**** Quoted text
[llvm-dev] Target Acceptance Policy

Renato Golin via llvm-dev llvm-dev at lists.llvm.org
Wed Jul 27 08:25:29 PDT 2016


Re-cap, after reviews. Main changes:

* Making it clear that the "active community" behaviour is expected to
continue throughout the target's lifetime.
* Making it clear that only a reduced set of violation will be allowed
in the experimental phase, providing the maintainers are taking the
cost to move it to full compliance.
* Trust, but verify: If the target's community doesn't follow these
assumptions, the target will be removed.

Must haves to be accepted upstream as experimental:

1. There must be an active community behind the target. This community
will be the maintainers of the target by providing buildbots, fixing
bugs, answering the LLVM community's questions and making sure the new
target doesn't break any of the other targets, or generic code. This
behaviour is expected to continue throughout the lifetime of the
target's code.

2. The code must be free of contentious issues, for example, large
changes in how the IR behaves or should be formed by the front-ends,
unless agreed by the majority of the community via refactoring of the
(LangRef) *before* the merge of the new target changes, following the
IR backwards compatibility described in the developer's policy
document.
********
**** Entries supplied
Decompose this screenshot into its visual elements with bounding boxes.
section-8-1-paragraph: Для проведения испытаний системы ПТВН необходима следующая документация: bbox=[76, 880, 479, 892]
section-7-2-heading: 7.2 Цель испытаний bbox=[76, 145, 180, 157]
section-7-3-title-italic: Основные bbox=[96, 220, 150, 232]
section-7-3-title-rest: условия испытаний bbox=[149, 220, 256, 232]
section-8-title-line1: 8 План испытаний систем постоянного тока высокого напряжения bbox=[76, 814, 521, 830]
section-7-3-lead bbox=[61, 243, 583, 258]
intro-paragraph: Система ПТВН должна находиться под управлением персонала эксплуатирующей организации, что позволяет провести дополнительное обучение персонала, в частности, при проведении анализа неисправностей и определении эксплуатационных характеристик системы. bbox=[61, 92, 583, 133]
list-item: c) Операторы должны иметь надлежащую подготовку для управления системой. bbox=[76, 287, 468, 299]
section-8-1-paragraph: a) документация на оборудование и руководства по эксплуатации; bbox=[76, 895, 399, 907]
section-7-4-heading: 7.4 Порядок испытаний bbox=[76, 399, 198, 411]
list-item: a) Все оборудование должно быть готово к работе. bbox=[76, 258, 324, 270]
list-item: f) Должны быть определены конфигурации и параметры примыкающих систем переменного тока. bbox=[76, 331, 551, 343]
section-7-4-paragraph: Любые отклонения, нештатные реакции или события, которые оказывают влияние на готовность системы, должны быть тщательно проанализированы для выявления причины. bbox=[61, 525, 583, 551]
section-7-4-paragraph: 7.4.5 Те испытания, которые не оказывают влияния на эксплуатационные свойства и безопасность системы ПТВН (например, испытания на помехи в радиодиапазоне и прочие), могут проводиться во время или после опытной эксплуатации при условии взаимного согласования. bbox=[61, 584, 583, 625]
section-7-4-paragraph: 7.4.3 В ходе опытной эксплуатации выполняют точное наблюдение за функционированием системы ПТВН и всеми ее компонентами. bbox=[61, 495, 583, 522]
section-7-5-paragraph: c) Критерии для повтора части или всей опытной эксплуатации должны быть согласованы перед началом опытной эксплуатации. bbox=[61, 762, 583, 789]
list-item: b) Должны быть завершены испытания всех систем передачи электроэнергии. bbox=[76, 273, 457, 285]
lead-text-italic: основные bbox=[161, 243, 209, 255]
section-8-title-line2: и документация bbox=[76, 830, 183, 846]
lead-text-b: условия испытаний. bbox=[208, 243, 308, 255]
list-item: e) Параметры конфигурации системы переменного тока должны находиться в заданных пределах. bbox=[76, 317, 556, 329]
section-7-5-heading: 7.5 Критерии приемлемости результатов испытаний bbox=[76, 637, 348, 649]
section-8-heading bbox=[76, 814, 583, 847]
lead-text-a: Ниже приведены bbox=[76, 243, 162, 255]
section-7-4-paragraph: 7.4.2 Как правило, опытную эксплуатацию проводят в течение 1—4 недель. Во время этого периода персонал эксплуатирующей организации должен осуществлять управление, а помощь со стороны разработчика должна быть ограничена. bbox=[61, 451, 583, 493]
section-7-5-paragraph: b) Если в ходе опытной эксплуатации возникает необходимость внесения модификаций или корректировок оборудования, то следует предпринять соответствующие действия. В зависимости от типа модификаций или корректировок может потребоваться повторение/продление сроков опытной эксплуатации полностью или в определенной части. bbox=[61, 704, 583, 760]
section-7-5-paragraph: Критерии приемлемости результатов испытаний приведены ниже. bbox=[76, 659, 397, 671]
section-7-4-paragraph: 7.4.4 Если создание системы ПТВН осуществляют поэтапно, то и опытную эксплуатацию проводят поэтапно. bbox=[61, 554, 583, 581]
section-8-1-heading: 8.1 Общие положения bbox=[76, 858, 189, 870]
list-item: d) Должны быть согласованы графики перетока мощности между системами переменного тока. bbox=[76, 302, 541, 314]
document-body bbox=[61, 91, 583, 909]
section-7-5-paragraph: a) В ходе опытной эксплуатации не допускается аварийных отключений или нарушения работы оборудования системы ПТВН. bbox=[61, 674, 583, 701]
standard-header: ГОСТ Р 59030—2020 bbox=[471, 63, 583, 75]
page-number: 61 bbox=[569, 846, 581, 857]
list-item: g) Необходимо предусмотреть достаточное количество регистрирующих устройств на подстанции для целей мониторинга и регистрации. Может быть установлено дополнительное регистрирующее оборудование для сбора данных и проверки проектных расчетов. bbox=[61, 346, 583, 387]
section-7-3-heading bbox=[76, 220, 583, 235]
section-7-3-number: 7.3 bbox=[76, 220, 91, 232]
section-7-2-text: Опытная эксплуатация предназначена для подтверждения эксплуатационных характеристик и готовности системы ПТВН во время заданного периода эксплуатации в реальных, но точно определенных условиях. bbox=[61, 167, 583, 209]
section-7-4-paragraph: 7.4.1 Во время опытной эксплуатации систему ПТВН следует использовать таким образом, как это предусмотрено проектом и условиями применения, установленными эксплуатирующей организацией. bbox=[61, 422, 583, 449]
********
» Challenge:
Echo back the mailing-list post on the target acceptance policy in full, word for word.

» In response:
[llvm-dev] Target Acceptance Policy

Renato Golin via llvm-dev llvm-dev at lists.llvm.org
Wed Jul 27 08:25:29 PDT 2016


Re-cap, after reviews. Main changes:

* Making it clear that the "active community" behaviour is expected to
continue throughout the target's lifetime.
* Making it clear that only a reduced set of violation will be allowed
in the experimental phase, providing the maintainers are taking the
cost to move it to full compliance.
* Trust, but verify: If the target's community doesn't follow these
assumptions, the target will be removed.

Must haves to be accepted upstream as experimental:

1. There must be an active community behind the target. This community
will be the maintainers of the target by providing buildbots, fixing
bugs, answering the LLVM community's questions and making sure the new
target doesn't break any of the other targets, or generic code. This
behaviour is expected to continue throughout the lifetime of the
target's code.

2. The code must be free of contentious issues, for example, large
changes in how the IR behaves or should be formed by the front-ends,
unless agreed by the majority of the community via refactoring of the
(LangRef) *before* the merge of the new target changes, following the
IR backwards compatibility described in the developer's policy
document.